→ **Task brief**:
Copy each line of the entries that contains the word "Infarcte".

→ **Record extracts**:
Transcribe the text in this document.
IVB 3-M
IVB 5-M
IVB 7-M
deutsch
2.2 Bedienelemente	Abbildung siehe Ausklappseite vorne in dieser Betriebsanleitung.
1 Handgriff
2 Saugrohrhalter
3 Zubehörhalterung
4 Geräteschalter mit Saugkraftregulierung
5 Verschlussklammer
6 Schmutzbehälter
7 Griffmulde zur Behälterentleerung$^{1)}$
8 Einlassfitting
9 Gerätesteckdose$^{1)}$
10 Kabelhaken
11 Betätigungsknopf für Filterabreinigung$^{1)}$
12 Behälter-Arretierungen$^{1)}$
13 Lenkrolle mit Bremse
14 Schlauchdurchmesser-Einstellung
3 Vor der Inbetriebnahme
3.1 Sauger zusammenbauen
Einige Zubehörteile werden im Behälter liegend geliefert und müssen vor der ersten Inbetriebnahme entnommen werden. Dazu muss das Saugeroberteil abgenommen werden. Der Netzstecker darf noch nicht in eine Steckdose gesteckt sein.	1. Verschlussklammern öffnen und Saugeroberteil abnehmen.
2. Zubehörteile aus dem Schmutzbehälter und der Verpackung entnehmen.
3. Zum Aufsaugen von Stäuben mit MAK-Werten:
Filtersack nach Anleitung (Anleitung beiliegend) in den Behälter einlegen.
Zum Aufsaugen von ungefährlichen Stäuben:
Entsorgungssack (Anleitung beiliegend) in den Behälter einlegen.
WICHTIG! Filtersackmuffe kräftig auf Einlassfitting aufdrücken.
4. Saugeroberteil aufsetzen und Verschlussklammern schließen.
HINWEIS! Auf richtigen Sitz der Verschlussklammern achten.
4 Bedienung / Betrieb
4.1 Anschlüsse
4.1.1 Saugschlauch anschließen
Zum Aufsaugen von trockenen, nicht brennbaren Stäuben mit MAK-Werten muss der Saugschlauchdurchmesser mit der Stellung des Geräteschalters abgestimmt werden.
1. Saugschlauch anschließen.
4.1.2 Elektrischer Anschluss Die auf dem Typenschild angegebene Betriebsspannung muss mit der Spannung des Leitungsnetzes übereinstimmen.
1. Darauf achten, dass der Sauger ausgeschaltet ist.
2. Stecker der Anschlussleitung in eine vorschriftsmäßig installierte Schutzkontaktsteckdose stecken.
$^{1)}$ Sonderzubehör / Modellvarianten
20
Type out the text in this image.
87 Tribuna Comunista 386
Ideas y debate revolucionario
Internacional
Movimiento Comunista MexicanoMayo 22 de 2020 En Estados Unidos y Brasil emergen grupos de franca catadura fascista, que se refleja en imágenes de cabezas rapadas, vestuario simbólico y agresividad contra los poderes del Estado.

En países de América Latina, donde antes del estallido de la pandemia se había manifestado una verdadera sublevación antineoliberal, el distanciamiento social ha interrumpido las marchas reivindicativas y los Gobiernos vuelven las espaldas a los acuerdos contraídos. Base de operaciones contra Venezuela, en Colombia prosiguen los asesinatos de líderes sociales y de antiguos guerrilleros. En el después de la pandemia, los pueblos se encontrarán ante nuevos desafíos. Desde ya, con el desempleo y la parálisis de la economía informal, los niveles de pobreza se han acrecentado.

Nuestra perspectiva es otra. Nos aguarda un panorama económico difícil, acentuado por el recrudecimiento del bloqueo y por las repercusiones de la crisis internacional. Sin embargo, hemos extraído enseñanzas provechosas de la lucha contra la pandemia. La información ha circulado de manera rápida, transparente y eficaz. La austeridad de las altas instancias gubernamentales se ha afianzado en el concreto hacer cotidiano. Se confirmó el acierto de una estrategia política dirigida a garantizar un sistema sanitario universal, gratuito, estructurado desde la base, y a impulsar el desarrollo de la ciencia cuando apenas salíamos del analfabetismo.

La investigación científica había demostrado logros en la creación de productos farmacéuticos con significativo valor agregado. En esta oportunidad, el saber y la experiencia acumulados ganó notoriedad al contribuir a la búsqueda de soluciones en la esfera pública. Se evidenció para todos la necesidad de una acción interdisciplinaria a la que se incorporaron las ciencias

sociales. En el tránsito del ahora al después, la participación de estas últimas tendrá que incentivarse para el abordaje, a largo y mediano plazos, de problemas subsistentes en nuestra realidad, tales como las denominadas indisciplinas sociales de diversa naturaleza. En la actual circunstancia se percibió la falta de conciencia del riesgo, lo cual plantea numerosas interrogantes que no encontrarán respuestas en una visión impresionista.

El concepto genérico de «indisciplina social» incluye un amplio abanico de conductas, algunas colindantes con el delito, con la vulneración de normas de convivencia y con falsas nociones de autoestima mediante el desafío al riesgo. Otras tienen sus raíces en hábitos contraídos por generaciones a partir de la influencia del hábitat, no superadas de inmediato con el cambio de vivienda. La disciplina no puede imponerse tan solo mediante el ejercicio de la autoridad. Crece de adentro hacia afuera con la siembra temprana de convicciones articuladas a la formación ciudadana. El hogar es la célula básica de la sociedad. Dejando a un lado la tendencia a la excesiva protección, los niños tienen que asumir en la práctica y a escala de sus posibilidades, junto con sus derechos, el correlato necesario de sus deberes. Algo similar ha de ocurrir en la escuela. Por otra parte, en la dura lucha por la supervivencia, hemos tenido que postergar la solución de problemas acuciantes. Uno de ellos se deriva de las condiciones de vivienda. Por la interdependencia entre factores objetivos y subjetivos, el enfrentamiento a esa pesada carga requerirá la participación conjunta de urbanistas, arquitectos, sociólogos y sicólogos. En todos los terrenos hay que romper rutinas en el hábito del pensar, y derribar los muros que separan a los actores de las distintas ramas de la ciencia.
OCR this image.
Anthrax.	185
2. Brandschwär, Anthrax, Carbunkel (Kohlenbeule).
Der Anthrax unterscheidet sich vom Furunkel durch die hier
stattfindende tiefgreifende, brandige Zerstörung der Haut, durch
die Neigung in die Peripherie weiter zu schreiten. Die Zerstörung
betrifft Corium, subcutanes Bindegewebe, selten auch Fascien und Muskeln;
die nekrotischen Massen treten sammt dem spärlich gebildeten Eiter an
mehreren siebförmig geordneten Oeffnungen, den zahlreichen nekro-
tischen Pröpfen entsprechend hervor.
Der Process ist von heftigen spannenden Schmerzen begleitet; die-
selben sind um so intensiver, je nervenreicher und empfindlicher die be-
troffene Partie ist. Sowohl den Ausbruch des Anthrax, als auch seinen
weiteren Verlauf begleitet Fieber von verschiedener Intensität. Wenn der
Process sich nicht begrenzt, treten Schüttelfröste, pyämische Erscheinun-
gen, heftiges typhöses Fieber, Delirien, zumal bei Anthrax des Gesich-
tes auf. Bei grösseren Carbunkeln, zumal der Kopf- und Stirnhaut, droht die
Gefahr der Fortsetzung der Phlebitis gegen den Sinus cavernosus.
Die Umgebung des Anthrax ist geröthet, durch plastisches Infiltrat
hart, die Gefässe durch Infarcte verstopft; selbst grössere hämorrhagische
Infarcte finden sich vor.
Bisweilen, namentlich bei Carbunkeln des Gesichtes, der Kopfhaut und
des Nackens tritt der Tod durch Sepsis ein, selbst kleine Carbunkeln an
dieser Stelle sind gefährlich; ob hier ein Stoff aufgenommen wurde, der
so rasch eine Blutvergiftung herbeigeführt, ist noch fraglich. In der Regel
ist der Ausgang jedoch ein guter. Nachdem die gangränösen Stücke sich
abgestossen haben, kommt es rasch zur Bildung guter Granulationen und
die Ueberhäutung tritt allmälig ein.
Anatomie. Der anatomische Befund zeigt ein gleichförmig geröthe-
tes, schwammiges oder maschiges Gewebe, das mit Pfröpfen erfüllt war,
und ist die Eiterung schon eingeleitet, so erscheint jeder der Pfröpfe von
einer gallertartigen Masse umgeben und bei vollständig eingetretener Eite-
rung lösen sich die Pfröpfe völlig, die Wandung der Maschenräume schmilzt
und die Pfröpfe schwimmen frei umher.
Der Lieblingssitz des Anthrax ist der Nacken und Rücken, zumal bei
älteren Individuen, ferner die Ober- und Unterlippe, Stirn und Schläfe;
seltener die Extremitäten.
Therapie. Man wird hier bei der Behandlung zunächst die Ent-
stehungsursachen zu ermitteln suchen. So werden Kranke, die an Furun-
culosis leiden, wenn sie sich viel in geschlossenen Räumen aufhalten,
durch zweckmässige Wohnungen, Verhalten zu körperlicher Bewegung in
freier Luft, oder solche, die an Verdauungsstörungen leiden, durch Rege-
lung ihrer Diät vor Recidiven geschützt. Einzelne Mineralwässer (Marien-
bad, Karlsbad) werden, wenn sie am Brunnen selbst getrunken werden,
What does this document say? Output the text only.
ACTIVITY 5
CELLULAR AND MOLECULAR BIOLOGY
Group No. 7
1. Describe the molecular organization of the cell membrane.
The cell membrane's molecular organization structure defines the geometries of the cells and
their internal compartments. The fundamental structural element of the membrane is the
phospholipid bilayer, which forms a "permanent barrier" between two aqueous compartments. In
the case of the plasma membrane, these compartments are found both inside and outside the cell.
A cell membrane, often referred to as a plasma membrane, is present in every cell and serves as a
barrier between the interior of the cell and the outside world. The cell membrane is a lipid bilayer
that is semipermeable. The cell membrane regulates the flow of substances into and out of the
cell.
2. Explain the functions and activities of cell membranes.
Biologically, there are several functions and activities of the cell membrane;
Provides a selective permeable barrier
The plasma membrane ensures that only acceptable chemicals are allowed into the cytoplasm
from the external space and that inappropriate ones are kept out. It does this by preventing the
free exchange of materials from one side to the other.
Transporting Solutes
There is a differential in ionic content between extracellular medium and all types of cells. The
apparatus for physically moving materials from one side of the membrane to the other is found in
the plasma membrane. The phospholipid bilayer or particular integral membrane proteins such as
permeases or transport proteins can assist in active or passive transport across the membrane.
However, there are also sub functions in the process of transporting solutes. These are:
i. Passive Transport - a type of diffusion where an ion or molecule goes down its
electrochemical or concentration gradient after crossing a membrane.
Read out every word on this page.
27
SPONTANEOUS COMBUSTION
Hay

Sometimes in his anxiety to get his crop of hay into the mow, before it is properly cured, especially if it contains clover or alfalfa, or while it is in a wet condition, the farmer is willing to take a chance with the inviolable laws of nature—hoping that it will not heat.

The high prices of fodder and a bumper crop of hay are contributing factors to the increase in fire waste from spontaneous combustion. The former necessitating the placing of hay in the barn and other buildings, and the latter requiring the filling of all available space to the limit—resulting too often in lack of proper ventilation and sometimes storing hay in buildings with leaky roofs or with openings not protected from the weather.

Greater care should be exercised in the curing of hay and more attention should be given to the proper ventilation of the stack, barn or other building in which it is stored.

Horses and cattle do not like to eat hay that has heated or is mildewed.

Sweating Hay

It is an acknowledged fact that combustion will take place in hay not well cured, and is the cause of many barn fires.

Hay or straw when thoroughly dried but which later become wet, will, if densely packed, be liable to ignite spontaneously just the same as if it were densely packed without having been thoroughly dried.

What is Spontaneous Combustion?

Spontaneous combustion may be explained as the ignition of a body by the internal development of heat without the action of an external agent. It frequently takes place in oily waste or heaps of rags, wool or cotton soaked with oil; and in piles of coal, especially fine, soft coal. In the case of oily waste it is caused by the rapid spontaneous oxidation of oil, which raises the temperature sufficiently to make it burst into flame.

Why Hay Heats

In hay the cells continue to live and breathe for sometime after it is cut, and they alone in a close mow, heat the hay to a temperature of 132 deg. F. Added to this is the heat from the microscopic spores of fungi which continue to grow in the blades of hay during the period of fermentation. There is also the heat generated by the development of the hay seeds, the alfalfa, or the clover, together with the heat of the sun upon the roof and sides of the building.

→ **The answer**:
hart, die Gefässe durch Infarcte verstopft; selbst grössere hämorrhagische
Infarcte finden sich vor.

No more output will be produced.